+++ EXERCISE MATERIAL +++

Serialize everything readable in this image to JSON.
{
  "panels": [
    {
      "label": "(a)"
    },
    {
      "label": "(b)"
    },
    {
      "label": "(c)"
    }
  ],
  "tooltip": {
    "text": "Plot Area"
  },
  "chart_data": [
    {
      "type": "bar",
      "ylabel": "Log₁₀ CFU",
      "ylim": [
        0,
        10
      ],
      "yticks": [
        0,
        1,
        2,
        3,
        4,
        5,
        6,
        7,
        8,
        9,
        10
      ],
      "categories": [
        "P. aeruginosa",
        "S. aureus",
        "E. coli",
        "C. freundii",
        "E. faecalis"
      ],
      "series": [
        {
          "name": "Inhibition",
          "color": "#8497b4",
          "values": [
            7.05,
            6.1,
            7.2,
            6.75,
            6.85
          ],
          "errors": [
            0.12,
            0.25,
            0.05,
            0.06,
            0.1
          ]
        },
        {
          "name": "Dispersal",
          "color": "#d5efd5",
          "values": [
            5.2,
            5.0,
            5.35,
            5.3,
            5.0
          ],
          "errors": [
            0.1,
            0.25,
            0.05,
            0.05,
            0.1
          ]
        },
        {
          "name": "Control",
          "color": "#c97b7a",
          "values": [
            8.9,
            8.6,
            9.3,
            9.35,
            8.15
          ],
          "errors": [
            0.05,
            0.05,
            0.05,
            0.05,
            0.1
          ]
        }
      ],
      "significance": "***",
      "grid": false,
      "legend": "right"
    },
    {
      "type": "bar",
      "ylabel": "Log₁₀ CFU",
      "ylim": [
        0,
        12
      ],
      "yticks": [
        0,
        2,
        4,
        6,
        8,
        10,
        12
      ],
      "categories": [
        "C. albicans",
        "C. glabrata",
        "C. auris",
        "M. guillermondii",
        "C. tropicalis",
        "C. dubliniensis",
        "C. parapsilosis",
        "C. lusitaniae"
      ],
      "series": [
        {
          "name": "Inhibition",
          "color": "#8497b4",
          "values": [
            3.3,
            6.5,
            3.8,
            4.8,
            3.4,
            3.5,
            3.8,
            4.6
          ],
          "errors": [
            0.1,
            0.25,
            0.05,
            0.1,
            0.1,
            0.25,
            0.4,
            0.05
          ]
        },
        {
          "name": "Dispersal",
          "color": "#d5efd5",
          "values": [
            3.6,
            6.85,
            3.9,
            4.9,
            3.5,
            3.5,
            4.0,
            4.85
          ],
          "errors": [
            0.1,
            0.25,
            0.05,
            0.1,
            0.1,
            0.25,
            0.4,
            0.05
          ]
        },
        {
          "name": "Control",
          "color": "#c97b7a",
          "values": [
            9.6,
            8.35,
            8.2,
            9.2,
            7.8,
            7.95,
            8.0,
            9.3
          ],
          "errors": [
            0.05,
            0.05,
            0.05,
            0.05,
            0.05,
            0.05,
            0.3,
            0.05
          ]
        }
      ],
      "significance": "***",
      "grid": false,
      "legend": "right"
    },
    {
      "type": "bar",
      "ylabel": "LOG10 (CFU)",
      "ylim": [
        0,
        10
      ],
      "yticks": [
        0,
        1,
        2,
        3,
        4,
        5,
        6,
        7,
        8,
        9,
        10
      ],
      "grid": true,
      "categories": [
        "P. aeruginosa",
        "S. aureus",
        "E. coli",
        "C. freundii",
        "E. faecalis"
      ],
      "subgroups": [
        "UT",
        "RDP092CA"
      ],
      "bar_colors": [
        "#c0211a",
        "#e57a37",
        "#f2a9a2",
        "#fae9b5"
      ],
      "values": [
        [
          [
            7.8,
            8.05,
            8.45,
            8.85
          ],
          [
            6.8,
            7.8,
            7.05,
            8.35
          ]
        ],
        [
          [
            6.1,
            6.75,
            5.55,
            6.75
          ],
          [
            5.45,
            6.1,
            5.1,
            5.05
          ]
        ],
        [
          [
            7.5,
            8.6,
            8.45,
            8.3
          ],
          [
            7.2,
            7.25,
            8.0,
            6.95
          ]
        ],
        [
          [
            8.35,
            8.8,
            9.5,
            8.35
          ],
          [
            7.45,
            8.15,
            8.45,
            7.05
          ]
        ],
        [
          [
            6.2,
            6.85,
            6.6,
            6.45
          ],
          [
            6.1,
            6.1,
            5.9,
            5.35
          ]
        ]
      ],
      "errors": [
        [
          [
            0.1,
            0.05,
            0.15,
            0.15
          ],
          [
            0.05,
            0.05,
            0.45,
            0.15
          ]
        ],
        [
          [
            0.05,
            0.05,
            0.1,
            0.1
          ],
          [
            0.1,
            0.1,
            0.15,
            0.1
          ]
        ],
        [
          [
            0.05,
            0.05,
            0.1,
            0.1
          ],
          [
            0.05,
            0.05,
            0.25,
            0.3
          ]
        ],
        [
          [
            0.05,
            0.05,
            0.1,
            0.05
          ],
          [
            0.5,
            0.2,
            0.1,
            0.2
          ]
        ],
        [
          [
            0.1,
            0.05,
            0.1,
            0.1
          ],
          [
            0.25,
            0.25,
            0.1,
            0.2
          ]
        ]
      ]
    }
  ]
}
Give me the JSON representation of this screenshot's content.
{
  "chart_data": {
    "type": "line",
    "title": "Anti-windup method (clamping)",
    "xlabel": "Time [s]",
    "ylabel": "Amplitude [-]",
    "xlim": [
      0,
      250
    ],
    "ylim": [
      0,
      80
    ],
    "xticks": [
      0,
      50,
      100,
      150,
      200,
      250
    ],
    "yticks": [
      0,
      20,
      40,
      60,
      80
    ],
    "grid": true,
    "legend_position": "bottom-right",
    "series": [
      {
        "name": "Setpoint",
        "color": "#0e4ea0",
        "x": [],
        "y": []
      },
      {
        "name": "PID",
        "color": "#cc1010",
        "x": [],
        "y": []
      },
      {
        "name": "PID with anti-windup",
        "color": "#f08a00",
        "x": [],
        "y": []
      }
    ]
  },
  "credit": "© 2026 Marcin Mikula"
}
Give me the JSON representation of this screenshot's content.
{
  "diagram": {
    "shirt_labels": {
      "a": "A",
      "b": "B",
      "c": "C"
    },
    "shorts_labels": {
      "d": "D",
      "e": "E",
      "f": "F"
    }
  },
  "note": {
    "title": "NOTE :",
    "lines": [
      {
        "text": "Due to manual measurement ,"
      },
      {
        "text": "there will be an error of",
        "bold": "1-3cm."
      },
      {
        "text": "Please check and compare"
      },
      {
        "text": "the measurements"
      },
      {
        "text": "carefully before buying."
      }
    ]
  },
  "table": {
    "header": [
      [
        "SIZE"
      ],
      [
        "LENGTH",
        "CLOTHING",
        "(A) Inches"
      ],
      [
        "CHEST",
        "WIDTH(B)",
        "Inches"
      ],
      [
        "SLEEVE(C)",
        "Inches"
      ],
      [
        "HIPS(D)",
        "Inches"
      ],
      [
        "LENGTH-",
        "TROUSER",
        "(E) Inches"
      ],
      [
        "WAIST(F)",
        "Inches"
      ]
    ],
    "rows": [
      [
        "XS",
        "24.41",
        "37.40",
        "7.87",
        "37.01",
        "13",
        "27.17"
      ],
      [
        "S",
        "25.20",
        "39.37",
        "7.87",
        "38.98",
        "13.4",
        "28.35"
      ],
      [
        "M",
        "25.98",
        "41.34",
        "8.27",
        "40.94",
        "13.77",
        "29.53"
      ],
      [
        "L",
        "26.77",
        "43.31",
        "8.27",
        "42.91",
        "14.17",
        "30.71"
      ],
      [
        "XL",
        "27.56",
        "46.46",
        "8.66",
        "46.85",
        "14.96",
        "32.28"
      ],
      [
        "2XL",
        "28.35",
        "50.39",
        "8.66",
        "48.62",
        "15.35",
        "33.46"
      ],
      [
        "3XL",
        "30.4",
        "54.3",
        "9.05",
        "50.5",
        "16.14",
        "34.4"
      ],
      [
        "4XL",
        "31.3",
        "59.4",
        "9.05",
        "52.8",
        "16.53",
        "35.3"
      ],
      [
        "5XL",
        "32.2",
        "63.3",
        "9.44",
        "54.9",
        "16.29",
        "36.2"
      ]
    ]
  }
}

+++

WHAT YOU NEED TO DO :: Determine the number of lines in the listing that hold the word "ylabel", and supply that number and nothing further.

RESPONSE TO THIS EXERCISE :: 4